*WORK TO BE COMPLETED*.
Go through the material and write it all out exactly, minus the pictures.

[Stored data]

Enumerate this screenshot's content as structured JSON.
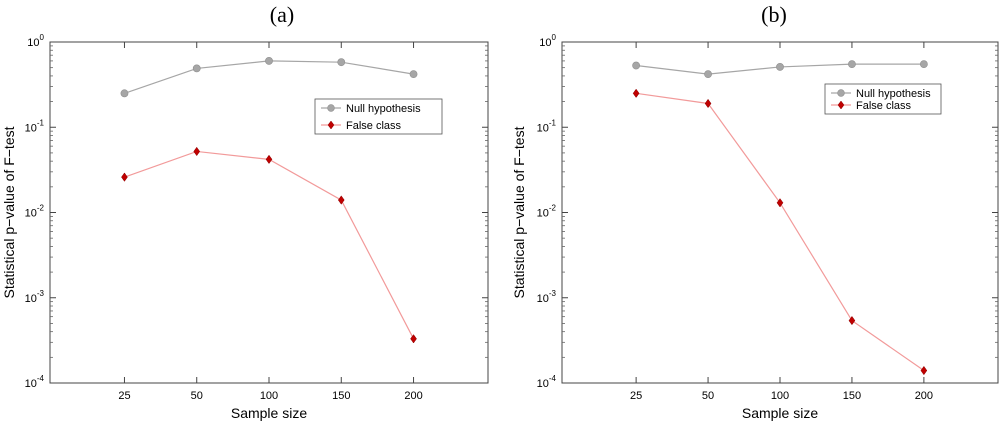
{
  "chart_data": [
    {
      "type": "line",
      "panel_label": "(a)",
      "xlabel": "Sample size",
      "ylabel": "Statistical p−value of F−test",
      "yscale": "log",
      "ylim": [
        0.0001,
        1
      ],
      "y_ticks": [
        {
          "base": "10",
          "exp": "0",
          "value": 1
        },
        {
          "base": "10",
          "exp": "-1",
          "value": 0.1
        },
        {
          "base": "10",
          "exp": "-2",
          "value": 0.01
        },
        {
          "base": "10",
          "exp": "-3",
          "value": 0.001
        },
        {
          "base": "10",
          "exp": "-4",
          "value": 0.0001
        }
      ],
      "categories": [
        "25",
        "50",
        "100",
        "150",
        "200"
      ],
      "legend_position": "upper-right",
      "series": [
        {
          "name": "Null hypothesis",
          "color": "#a6a6a6",
          "marker": "circle",
          "values": [
            0.25,
            0.49,
            0.6,
            0.58,
            0.42
          ]
        },
        {
          "name": "False class",
          "color": "#f29a9a",
          "marker_color": "#c00000",
          "marker": "diamond",
          "values": [
            0.026,
            0.052,
            0.042,
            0.014,
            0.00033
          ]
        }
      ]
    },
    {
      "type": "line",
      "panel_label": "(b)",
      "xlabel": "Sample size",
      "ylabel": "Statistical p−value of F−test",
      "yscale": "log",
      "ylim": [
        0.0001,
        1
      ],
      "y_ticks": [
        {
          "base": "10",
          "exp": "0",
          "value": 1
        },
        {
          "base": "10",
          "exp": "-1",
          "value": 0.1
        },
        {
          "base": "10",
          "exp": "-2",
          "value": 0.01
        },
        {
          "base": "10",
          "exp": "-3",
          "value": 0.001
        },
        {
          "base": "10",
          "exp": "-4",
          "value": 0.0001
        }
      ],
      "categories": [
        "25",
        "50",
        "100",
        "150",
        "200"
      ],
      "legend_position": "upper-right",
      "series": [
        {
          "name": "Null hypothesis",
          "color": "#a6a6a6",
          "marker": "circle",
          "values": [
            0.53,
            0.42,
            0.51,
            0.55,
            0.55
          ]
        },
        {
          "name": "False class",
          "color": "#f29a9a",
          "marker_color": "#c00000",
          "marker": "diamond",
          "values": [
            0.25,
            0.19,
            0.013,
            0.00054,
            0.00014
          ]
        }
      ]
    }
  ]
}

*RESULT FOR THIS TASK*.
Enumerate this screenshot's content as structured JSON.
{
  "chart_data": [
    {
      "type": "line",
      "panel_label": "(a)",
      "xlabel": "Sample size",
      "ylabel": "Statistical p−value of F−test",
      "yscale": "log",
      "ylim": [
        0.0001,
        1
      ],
      "y_ticks": [
        {
          "base": "10",
          "exp": "0",
          "value": 1
        },
        {
          "base": "10",
          "exp": "-1",
          "value": 0.1
        },
        {
          "base": "10",
          "exp": "-2",
          "value": 0.01
        },
        {
          "base": "10",
          "exp": "-3",
          "value": 0.001
        },
        {
          "base": "10",
          "exp": "-4",
          "value": 0.0001
        }
      ],
      "categories": [
        "25",
        "50",
        "100",
        "150",
        "200"
      ],
      "legend_position": "upper-right",
      "series": [
        {
          "name": "Null hypothesis",
          "color": "#a6a6a6",
          "marker": "circle",
          "values": [
            0.25,
            0.49,
            0.6,
            0.58,
            0.42
          ]
        },
        {
          "name": "False class",
          "color": "#f29a9a",
          "marker_color": "#c00000",
          "marker": "diamond",
          "values": [
            0.026,
            0.052,
            0.042,
            0.014,
            0.00033
          ]
        }
      ]
    },
    {
      "type": "line",
      "panel_label": "(b)",
      "xlabel": "Sample size",
      "ylabel": "Statistical p−value of F−test",
      "yscale": "log",
      "ylim": [
        0.0001,
        1
      ],
      "y_ticks": [
        {
          "base": "10",
          "exp": "0",
          "value": 1
        },
        {
          "base": "10",
          "exp": "-1",
          "value": 0.1
        },
        {
          "base": "10",
          "exp": "-2",
          "value": 0.01
        },
        {
          "base": "10",
          "exp": "-3",
          "value": 0.001
        },
        {
          "base": "10",
          "exp": "-4",
          "value": 0.0001
        }
      ],
      "categories": [
        "25",
        "50",
        "100",
        "150",
        "200"
      ],
      "legend_position": "upper-right",
      "series": [
        {
          "name": "Null hypothesis",
          "color": "#a6a6a6",
          "marker": "circle",
          "values": [
            0.53,
            0.42,
            0.51,
            0.55,
            0.55
          ]
        },
        {
          "name": "False class",
          "color": "#f29a9a",
          "marker_color": "#c00000",
          "marker": "diamond",
          "values": [
            0.25,
            0.19,
            0.013,
            0.00054,
            0.00014
          ]
        }
      ]
    }
  ]
}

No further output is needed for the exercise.